The Dallas crime family or Dallas Mafia was an Italian-American Mafia crime family based in Dallas, Texas.

History

Carlo Piranio

Carlo Piranio, a native of Sicily, immigrated to the U.S. circa 1901 with his brother Joseph. They first settled in Shreveport, Louisiana. Carlo began the Dallas faction of the American Mafia in 1921 with Joseph as his underboss. Carlo, later described as the "original head of the Mafia in Texas," was born about 1876 in Corleone, Sicily, the same hometown as early New York Mafia boss Giuseppe Morello. Piranio's marriage to an eighteen-year-old woman, recently arrived from Italy, occurred in 1903. In 1904, a son, Angelo, was born to Carlo and Clementia Piranio. The Piranio relocation to Dallas, Texas, occurred sometime between the marriage and the Shreveport birth of Angelo in 1904. The April 1910 U.S. Census says the family lived temporarily at 774 Main Street in Dallas. The household included Carlo and Clementia, young Angelo, and Joseph Piranio and his new bride Lena. Carlo ran a real estate business from his home. Joseph worked as a grocery salesman. Joseph was not entirely settled in Texas. He moved back to Louisiana for a few years. He, his wife and two young daughters returned to Dallas by 1914. Carlo died of natural causes in 1930. Joseph took over the family after Carlo's death. He owned a number of bars, controlled numerous gambling operations, and ran some minor labor rackets through his construction business.

Joseph Civello
Joseph Civello was born in 1902, in rural West Baton Rouge Parish, Louisiana. He was the second child born to Philip and Catherine Civello. His father, a farm laborer, had been in the United States since 1900. The Civello family grew to include seven children. The family remained in West Baton Rouge until 1923, when Philip relocated the clan to Dallas and opened a grocery store.

Civello married in November 1929. He and his wife Mary moved into Philip Civello's home at 1902 Moser Avenue. Joseph worked as a salesman for his father's grocery store.

Death of Joe DeCarlo
Law enforcement officers quickly became aware of Joseph Civello. He was convicted of Prohibition violations in 1926 and served forty days in jail. On July 12, 1928, Civello was again arrested on liquor charges. His arrest was part of a series of raids that nabbed a total of twenty-two suspected bootleggers around the city. Civello was arrested on St. Paul Street with two other men, Ernest Calchano and Joe DeCarlo. DeCarlo was an important bootlegger in the Dallas area and had recently begun refusing to send tribute payments to Carlo Piranio. Civello was selected to administer Mafia discipline.

Just two days after their arrest together, Civello and DeCarlo met inside the St. Paul Drugstore at the intersection of St. Paul and Bryan Streets. Civello happened to be carrying a loaded shotgun at the time. As the men stood close to each other, the shotgun went off. DeCarlo was shot in the stomach. Rather than flee, Civello remained with the mortally wounded DeCarlo, protesting that his weapon had fired by accident. DeCarlo, with his dying breath, confirmed Civello's story.

Requirements:
1) Reproduce the passage from the Dallas crime family text starting with "Civello married in" and going on through "father's grocery store.".
2) In the Dallas crime family text, where did Joseph Civello and his wife Mary live after their marriage?
3) Why was Joe DeCarlo subject to Mafia discipline, according to the Dallas crime family text? Answer in one to three sentences.

Given data:
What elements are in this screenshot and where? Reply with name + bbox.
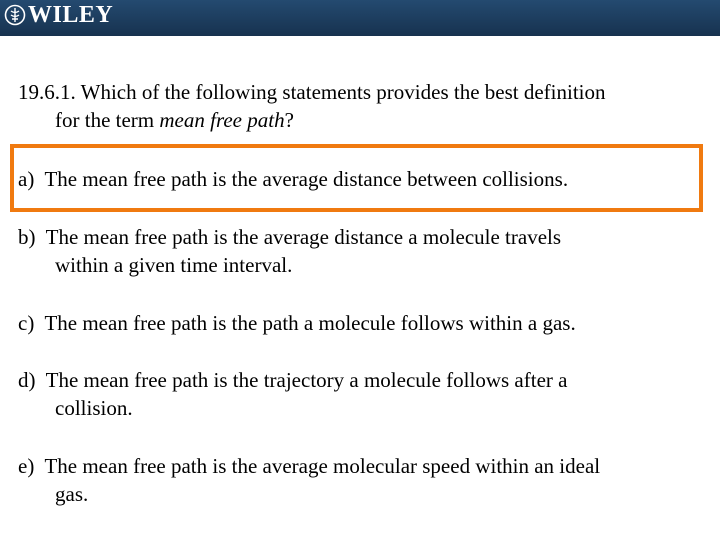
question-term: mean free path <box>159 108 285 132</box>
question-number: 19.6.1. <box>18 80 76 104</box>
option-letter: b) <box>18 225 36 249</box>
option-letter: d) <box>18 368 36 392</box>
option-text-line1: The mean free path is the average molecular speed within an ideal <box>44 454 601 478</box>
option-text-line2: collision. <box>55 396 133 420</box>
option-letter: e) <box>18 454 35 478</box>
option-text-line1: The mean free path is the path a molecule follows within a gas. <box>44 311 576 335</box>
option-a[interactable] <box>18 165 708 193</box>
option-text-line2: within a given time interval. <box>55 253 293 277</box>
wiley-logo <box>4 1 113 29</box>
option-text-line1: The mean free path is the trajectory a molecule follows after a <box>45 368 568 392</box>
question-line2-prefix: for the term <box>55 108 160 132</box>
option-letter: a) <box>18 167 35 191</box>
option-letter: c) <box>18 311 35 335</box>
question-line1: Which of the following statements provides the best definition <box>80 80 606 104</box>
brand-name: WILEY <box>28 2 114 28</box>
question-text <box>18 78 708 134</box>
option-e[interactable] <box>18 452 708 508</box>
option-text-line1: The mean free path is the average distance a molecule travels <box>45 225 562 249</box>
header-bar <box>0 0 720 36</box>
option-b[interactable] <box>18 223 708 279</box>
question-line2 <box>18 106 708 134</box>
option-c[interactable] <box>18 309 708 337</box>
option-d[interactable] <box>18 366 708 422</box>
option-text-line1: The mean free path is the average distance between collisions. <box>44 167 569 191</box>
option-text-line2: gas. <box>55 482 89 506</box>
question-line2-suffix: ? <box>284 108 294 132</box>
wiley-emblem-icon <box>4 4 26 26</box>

--

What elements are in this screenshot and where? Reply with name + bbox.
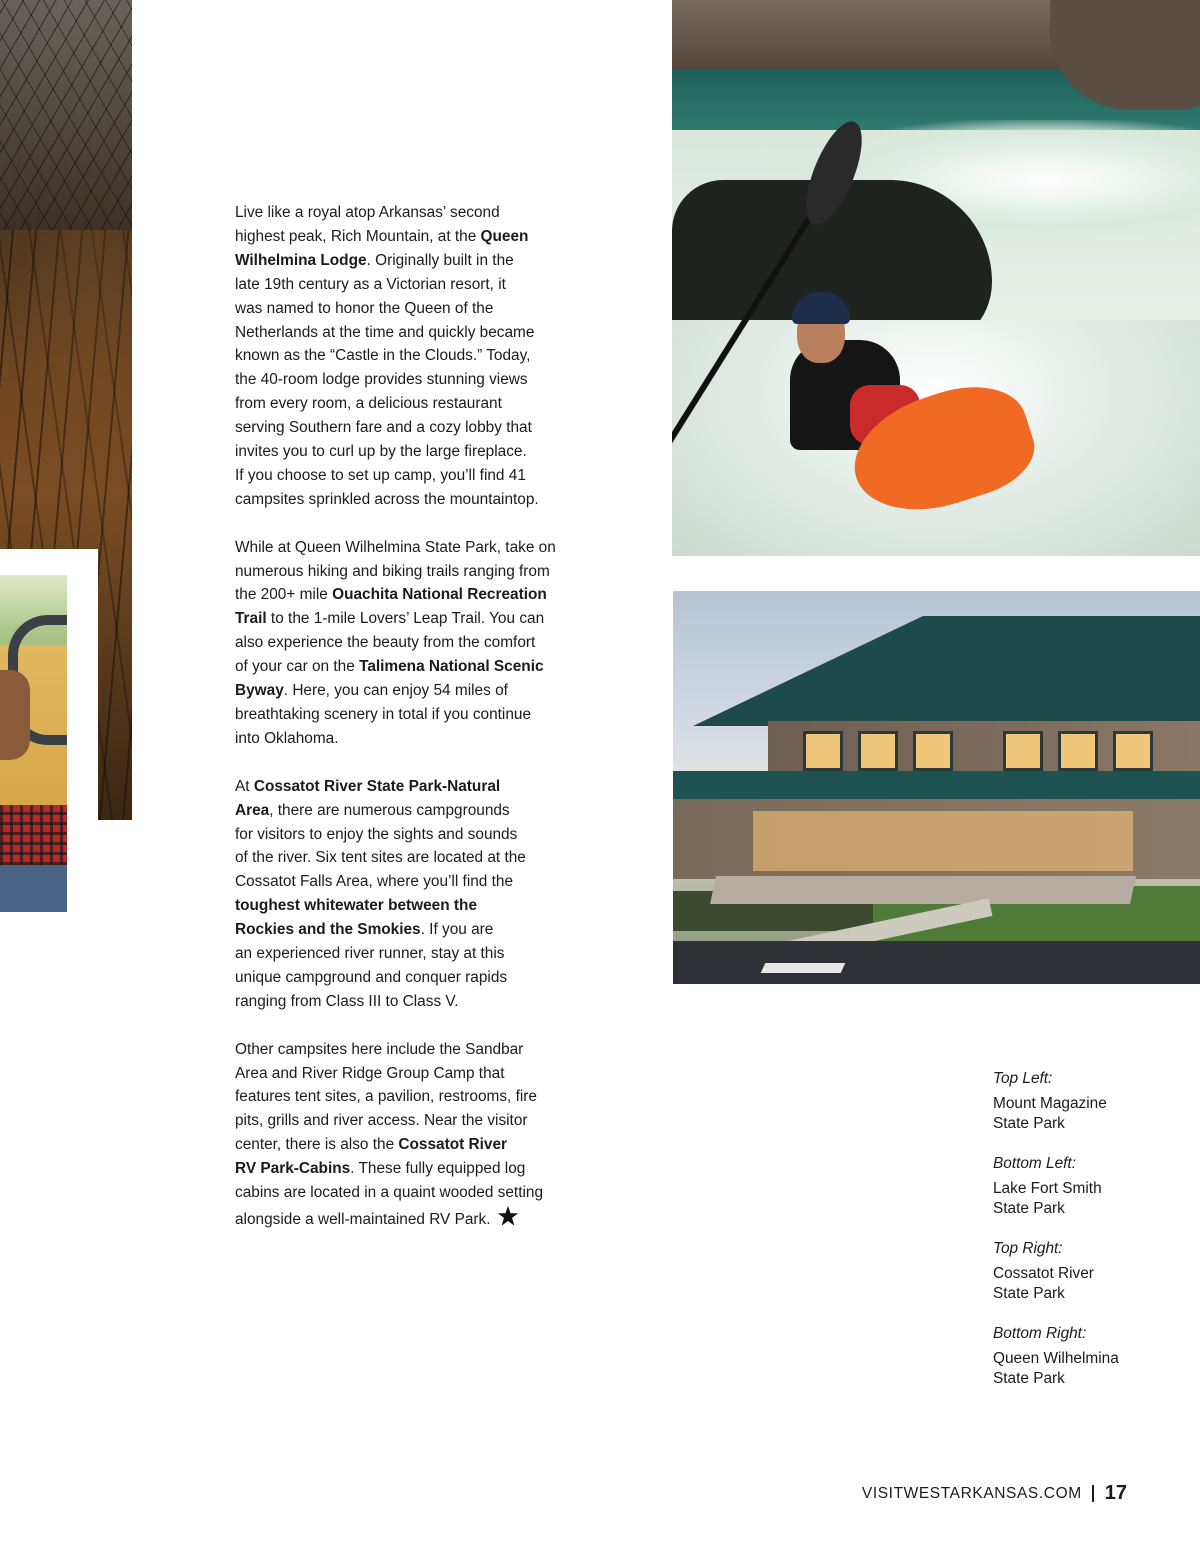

Exercise responses:
1)
Civello married in November 1929. He and his wife Mary moved into Philip Civello's home at 1902 Moser Avenue. Joseph worked as a salesman for his father's grocery store.

2) They lived in Philip Civello's home at 1902 Moser Avenue.

3) DeCarlo was an important bootlegger in the Dallas area who had recently begun refusing to send tribute payments to Carlo Piranio. Joseph Civello was selected to administer the discipline.